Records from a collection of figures
* Begin *
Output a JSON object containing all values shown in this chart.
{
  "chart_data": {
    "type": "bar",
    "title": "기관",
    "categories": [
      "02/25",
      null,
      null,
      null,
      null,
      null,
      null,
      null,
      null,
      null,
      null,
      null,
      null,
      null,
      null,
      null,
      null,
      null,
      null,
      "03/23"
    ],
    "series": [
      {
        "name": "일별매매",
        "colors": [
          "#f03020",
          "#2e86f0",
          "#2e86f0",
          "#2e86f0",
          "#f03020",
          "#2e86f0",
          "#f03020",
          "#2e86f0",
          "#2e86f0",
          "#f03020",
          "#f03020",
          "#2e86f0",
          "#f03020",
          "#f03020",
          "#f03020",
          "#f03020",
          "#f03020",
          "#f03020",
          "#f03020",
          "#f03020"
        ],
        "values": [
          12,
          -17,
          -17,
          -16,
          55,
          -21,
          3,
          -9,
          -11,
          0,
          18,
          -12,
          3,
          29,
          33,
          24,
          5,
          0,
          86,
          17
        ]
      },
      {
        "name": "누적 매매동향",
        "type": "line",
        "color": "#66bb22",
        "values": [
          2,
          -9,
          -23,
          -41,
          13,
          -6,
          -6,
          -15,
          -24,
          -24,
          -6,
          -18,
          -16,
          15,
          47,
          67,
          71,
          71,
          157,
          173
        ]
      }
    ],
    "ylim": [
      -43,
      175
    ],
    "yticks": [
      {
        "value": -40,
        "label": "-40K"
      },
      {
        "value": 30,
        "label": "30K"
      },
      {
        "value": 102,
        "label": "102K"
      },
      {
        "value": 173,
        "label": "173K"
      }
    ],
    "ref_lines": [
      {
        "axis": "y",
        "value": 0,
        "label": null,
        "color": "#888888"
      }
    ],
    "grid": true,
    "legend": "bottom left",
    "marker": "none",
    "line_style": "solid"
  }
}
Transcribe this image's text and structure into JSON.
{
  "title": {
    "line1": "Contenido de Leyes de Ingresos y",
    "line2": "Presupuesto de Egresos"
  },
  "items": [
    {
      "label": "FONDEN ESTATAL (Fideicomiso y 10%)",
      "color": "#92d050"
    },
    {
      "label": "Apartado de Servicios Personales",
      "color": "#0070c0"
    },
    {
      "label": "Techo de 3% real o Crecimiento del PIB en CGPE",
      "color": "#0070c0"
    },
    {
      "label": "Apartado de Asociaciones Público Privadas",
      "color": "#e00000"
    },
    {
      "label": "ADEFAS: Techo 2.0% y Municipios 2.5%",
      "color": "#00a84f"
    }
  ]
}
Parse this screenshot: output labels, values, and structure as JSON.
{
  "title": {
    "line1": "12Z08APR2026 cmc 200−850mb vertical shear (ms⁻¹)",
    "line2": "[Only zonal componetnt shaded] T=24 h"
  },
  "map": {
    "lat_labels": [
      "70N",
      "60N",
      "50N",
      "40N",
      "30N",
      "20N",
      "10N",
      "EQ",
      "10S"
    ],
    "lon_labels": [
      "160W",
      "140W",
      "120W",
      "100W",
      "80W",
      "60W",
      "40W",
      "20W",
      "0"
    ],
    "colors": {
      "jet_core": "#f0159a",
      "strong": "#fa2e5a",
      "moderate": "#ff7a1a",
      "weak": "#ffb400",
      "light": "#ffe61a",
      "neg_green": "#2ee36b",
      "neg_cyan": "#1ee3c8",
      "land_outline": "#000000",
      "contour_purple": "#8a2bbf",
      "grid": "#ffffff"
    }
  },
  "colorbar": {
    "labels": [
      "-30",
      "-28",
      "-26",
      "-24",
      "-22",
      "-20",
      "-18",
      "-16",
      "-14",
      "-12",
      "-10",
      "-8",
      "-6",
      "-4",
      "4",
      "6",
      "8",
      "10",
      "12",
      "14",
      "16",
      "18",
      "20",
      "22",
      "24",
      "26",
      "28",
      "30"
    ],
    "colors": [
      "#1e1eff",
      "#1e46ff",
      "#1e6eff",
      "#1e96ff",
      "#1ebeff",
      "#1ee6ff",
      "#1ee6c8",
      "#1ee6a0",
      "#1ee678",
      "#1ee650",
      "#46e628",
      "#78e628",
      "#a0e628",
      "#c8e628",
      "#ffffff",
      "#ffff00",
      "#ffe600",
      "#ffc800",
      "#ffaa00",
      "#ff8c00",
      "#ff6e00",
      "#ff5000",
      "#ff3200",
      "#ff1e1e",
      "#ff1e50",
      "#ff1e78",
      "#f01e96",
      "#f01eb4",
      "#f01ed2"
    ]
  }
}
* End *
(Request) Gather, from the listing above, every line carrying the word "values".

(Full output)
Output a JSON object containing all values shown in this chart.
        "values": [
        "values": [
Parse this screenshot: output labels, values, and structure as JSON.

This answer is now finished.